===== DATA FOR THIS TASK =====

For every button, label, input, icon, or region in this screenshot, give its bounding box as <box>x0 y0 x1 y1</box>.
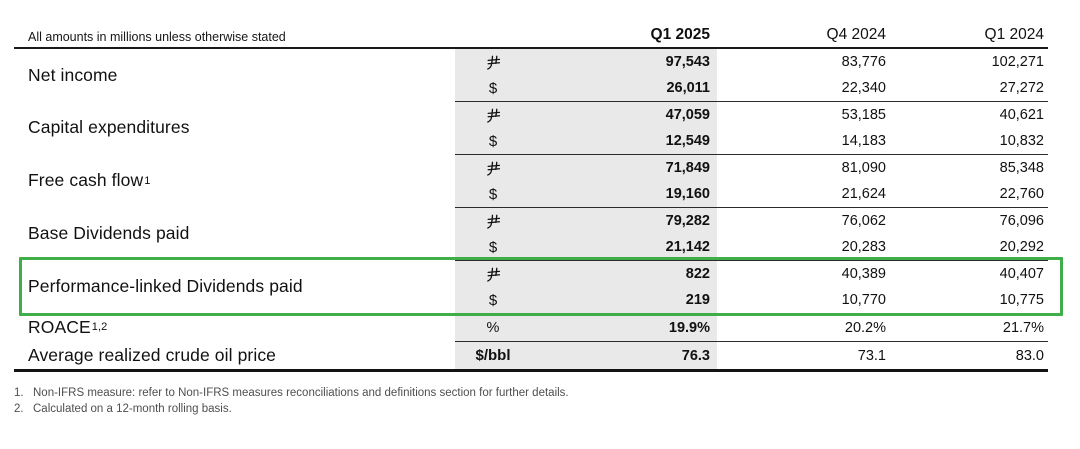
table-row-performance-linked-dividends: Performance-linked Dividends paid 822 40… <box>14 260 1048 313</box>
units-note: All amounts in millions unless otherwise… <box>28 30 286 44</box>
value-cell: 14,183 <box>841 133 886 149</box>
value-cell: 40,389 <box>841 266 886 282</box>
dollar-per-bbl-unit: $/bbl <box>455 342 531 369</box>
value-cell: 10,770 <box>841 292 886 308</box>
value-cell: 21,624 <box>841 186 886 202</box>
column-header-q1-2024: Q1 2024 <box>984 26 1044 43</box>
value-cell: 22,760 <box>999 186 1044 202</box>
table-bottom-rule <box>14 369 1048 372</box>
footnote-2: 2. Calculated on a 12-month rolling basi… <box>14 401 1080 417</box>
row-label: Average realized crude oil price <box>28 344 277 365</box>
value-cell: 76,062 <box>841 213 886 229</box>
saudi-riyal-icon <box>486 214 500 229</box>
value-cell: 40,407 <box>999 266 1044 282</box>
saudi-riyal-icon <box>486 267 500 282</box>
row-label: ROACE <box>28 316 91 337</box>
value-cell: 76.3 <box>531 342 717 369</box>
value-cell: 822 <box>531 261 717 287</box>
financial-summary-table: All amounts in millions unless otherwise… <box>14 26 1063 372</box>
table-row-capital-expenditures: Capital expenditures 47,059 53,185 40,62… <box>14 101 1048 154</box>
value-cell: 19.9% <box>531 314 717 341</box>
saudi-riyal-icon <box>486 161 500 176</box>
row-label: Capital expenditures <box>28 117 190 137</box>
column-header-q1-2025: Q1 2025 <box>650 26 710 43</box>
value-cell: 20,283 <box>841 239 886 255</box>
row-label: Base Dividends paid <box>28 223 190 243</box>
value-cell: 26,011 <box>531 75 717 101</box>
value-cell: 83.0 <box>1015 347 1044 364</box>
table-row-base-dividends: Base Dividends paid 79,282 76,062 76,096… <box>14 207 1048 260</box>
table-row-roace: ROACE 1,2 % 19.9% 20.2% 21.7% <box>14 313 1048 341</box>
percent-unit: % <box>455 314 531 341</box>
value-cell: 20.2% <box>844 319 886 336</box>
table-row-free-cash-flow: Free cash flow 1 71,849 81,090 85,348 $ 1… <box>14 154 1048 207</box>
saudi-riyal-icon <box>486 55 500 70</box>
column-header-q4-2024: Q4 2024 <box>826 26 886 43</box>
value-cell: 20,292 <box>999 239 1044 255</box>
value-cell: 219 <box>531 287 717 313</box>
value-cell: 47,059 <box>531 102 717 128</box>
value-cell: 21.7% <box>1002 319 1044 336</box>
footnote-text: Calculated on a 12-month rolling basis. <box>33 403 232 415</box>
footnotes: 1. Non-IFRS measure: refer to Non-IFRS m… <box>14 385 1080 417</box>
dollar-unit: $ <box>455 181 531 207</box>
value-cell: 40,621 <box>999 107 1044 123</box>
row-label: Free cash flow <box>28 170 144 190</box>
value-cell: 27,272 <box>999 80 1044 96</box>
footnote-number: 1. <box>14 387 24 399</box>
value-cell: 53,185 <box>841 107 886 123</box>
dollar-unit: $ <box>455 75 531 101</box>
value-cell: 21,142 <box>531 234 717 260</box>
value-cell: 10,832 <box>999 133 1044 149</box>
value-cell: 97,543 <box>531 49 717 75</box>
value-cell: 71,849 <box>531 155 717 181</box>
value-cell: 83,776 <box>841 54 886 70</box>
footnote-number: 2. <box>14 403 24 415</box>
footnote-text: Non-IFRS measure: refer to Non-IFRS meas… <box>33 387 569 399</box>
value-cell: 81,090 <box>841 160 886 176</box>
saudi-riyal-icon <box>486 108 500 123</box>
value-cell: 85,348 <box>999 160 1044 176</box>
value-cell: 76,096 <box>999 213 1044 229</box>
dollar-unit: $ <box>455 234 531 260</box>
table-row-avg-crude-price: Average realized crude oil price $/bbl 7… <box>14 341 1048 369</box>
value-cell: 73.1 <box>857 347 886 364</box>
value-cell: 10,775 <box>999 292 1044 308</box>
value-cell: 102,271 <box>991 54 1044 70</box>
value-cell: 12,549 <box>531 128 717 154</box>
value-cell: 22,340 <box>841 80 886 96</box>
value-cell: 19,160 <box>531 181 717 207</box>
dollar-unit: $ <box>455 128 531 154</box>
row-label: Net income <box>28 64 118 85</box>
table-row-net-income: Net income 97,543 83,776 102,271 $ 26,01… <box>14 49 1048 101</box>
row-label: Performance-linked Dividends paid <box>28 276 303 296</box>
table-header-row: All amounts in millions unless otherwise… <box>14 26 1048 49</box>
footnote-1: 1. Non-IFRS measure: refer to Non-IFRS m… <box>14 385 1080 401</box>
value-cell: 79,282 <box>531 208 717 234</box>
dollar-unit: $ <box>455 287 531 313</box>
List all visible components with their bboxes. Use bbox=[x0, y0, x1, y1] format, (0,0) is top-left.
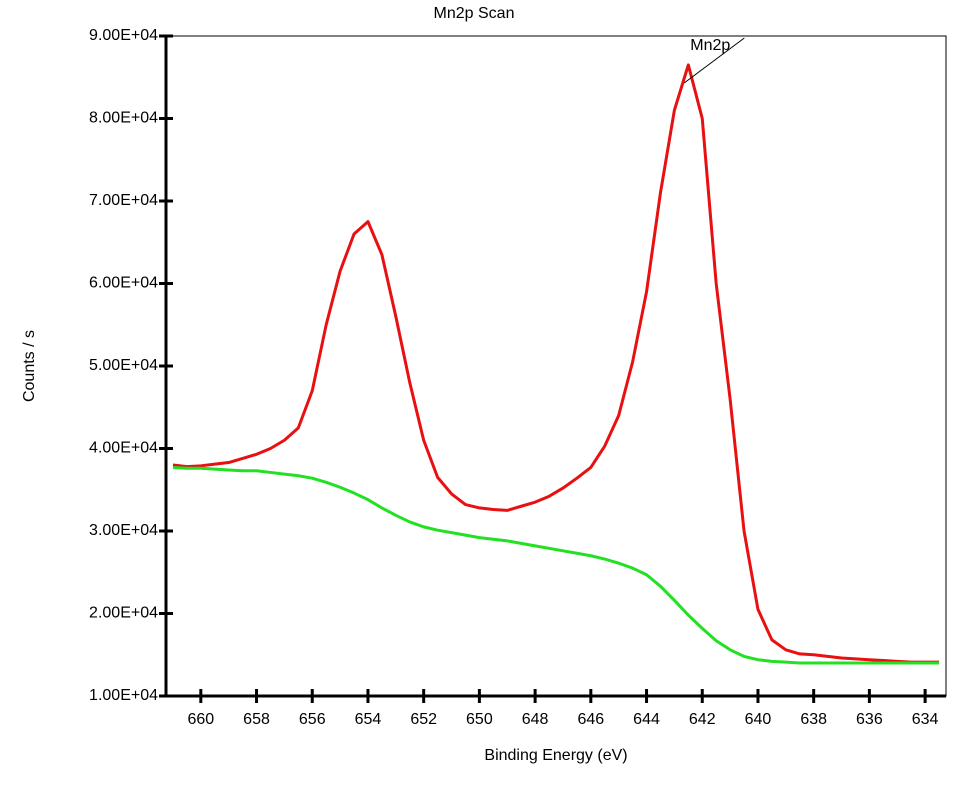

=====

=== WHAT YOU ARE ASKED TO DO ===
Change "value-cell" to "amount-cell" in the lines from the one containing "260 1048 313</box>" through the one containing "value-cell: 40,389 <box>841 266 886 282</box>", and give only those lines with everything else unchanged.

=== CORRECT RESPONSE ===
table-row-performance-linked-dividends: Performance-linked Dividends paid 822 40… <box>14 260 1048 313</box>
units-note: All amounts in millions unless otherwise… <box>28 30 286 44</box>
amount-cell: 14,183 <box>841 133 886 149</box>
amount-cell: 40,389 <box>841 266 886 282</box>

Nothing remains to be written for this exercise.